## Исходный текст
————————
Например, ведение соответствующей работы было возложено на Льва Деньгова, получившего официальный статус «главы контактной группы по Ливии при МИД РФ» (Деньгов близок к Делимханову и Кадырову). В один ряд с этим ложится и «челночная» дипломатия Рамзана Кадырова, которую он ведет в отношении глав Ближнего Востока, в особенности руководителей стран Персидского залива. У него даже появился свой спецпредставитель на Ближнем Востоке — сенатор Зияд Сабсаби, который запомнился тем, что курировал программу репатриации из Сирии. Другой пример — Шамиль Бено, представлявший интересы Кадырова в странах Залива. Деятельность чеченских батальонов и наемников в Сирии и Ливии была призвана добавить большей весомости и убедительности главе Чечни в его переговорах с арабскими вождями.

Еще один важный элемент российской политики на Ближнем Востоке — деятельность частных военных кампаний, которые уже достаточно громко заявили о себе в Сирии, Ливии и даже в Африке южнее Сахары. С нашей точки зрения, деятельность ЧВК «Вагнер» хоть и курируется напрямую кадровыми военными, тем не менее носит в определенной степени обособленный характер от политики, проводимой Министерством обороны. При этом если в Сирии взаимодействие частных военных компаний и военных на данном этапе относительно высокое, то в Ливии оно носит ограниченный характер и сводится к планированию операций и их логистической поддержке со стороны оборонного ведомства. Несмотря на связь ЧВК с военными, активизация наемников не может считаться отражением официального подхода Москвы к ситуации в Ливии. Деятельность некоторых российских бизнесменов пока развивается по собственной инерции и завязана на разных игроков — не только на Хафтара, но и на акторов в Триполи и Тобруке (например, главу временного кабинета Абдаллу Абдуррахмана ат-Тани).
————————
## Задание
Перепишите полностью текст о российской политике на Ближнем Востоке, приведенный выше, ничего в нем не меняя.
————————
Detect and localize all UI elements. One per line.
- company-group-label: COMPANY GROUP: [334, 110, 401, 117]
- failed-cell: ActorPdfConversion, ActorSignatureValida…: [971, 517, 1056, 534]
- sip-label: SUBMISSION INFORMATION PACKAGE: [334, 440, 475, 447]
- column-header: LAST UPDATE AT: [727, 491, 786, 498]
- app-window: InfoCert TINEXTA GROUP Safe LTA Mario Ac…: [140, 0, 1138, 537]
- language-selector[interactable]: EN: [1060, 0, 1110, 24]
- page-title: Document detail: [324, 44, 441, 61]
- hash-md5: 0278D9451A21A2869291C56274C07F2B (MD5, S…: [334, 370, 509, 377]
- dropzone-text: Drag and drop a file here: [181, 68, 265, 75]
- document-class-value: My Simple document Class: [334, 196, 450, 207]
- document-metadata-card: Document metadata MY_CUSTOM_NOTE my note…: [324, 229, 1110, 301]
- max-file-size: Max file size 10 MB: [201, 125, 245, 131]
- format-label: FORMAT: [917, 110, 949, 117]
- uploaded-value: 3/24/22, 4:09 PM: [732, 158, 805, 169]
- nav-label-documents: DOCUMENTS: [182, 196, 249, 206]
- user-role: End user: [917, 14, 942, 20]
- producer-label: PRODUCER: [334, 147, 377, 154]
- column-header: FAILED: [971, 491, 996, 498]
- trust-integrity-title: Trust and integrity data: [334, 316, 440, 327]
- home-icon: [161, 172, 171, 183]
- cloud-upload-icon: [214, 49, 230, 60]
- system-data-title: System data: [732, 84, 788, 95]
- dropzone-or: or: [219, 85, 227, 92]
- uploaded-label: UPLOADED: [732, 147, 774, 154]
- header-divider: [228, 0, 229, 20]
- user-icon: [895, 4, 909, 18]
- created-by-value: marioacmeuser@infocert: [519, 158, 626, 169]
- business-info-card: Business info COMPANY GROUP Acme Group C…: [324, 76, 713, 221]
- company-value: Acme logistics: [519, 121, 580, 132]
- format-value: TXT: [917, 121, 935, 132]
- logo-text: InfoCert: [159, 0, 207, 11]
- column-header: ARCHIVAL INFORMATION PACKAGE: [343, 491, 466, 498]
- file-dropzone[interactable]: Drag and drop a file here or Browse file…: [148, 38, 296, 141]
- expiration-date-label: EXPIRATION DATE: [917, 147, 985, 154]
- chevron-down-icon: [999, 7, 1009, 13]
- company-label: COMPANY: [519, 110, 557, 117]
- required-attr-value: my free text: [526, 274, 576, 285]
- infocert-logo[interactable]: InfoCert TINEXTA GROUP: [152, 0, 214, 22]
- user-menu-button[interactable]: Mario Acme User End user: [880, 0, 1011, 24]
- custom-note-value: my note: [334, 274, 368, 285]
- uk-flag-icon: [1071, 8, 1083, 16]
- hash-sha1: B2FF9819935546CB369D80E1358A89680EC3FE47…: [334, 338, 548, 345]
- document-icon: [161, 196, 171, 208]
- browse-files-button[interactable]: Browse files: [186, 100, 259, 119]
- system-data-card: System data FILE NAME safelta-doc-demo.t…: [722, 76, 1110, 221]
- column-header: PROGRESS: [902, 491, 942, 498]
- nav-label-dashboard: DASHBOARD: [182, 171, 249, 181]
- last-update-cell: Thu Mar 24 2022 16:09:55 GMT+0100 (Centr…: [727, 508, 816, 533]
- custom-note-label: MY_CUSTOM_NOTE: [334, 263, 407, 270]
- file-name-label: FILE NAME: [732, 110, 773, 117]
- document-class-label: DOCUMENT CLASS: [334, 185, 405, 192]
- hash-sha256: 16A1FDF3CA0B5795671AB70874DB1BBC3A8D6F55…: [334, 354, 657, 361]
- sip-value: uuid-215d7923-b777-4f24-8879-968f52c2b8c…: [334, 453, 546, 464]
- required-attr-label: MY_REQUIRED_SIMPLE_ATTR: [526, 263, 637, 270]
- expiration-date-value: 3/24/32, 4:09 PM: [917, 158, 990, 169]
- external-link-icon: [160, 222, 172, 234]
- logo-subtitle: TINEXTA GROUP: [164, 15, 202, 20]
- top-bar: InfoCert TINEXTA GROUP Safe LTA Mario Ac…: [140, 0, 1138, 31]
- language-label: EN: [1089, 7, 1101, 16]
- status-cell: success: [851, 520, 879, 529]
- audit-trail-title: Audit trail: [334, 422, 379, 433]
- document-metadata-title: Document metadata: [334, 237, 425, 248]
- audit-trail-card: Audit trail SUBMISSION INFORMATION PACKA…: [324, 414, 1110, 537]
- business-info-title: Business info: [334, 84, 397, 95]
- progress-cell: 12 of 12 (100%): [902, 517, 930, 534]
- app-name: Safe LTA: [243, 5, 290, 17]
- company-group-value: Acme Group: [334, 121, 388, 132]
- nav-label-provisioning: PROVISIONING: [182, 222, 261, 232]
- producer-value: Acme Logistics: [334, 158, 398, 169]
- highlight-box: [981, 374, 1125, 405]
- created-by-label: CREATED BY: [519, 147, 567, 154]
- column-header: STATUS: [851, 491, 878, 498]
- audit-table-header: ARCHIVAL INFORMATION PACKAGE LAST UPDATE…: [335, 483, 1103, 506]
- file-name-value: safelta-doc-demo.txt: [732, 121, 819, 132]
————————
## Решение
Например, ведение соответствующей работы было возложено на Льва Деньгова, получившего официальный статус «главы контактной группы по Ливии при МИД РФ» (Деньгов близок к Делимханову и Кадырову). В один ряд с этим ложится и «челночная» дипломатия Рамзана Кадырова, которую он ведет в отношении глав Ближнего Востока, в особенности руководителей стран Персидского залива. У него даже появился свой спецпредставитель на Ближнем Востоке — сенатор Зияд Сабсаби, который запомнился тем, что курировал программу репатриации из Сирии. Другой пример — Шамиль Бено, представлявший интересы Кадырова в странах Залива. Деятельность чеченских батальонов и наемников в Сирии и Ливии была призвана добавить большей весомости и убедительности главе Чечни в его переговорах с арабскими вождями.

Еще один важный элемент российской политики на Ближнем Востоке — деятельность частных военных кампаний, которые уже достаточно громко заявили о себе в Сирии, Ливии и даже в Африке южнее Сахары. С нашей точки зрения, деятельность ЧВК «Вагнер» хоть и курируется напрямую кадровыми военными, тем не менее носит в определенной степени обособленный характер от политики, проводимой Министерством обороны. При этом если в Сирии взаимодействие частных военных компаний и военных на данном этапе относительно высокое, то в Ливии оно носит ограниченный характер и сводится к планированию операций и их логистической поддержке со стороны оборонного ведомства. Несмотря на связь ЧВК с военными, активизация наемников не может считаться отражением официального подхода Москвы к ситуации в Ливии. Деятельность некоторых российских бизнесменов пока развивается по собственной инерции и завязана на разных игроков — не только на Хафтара, но и на акторов в Триполи и Тобруке (например, главу временного кабинета Абдаллу Абдуррахмана ат-Тани).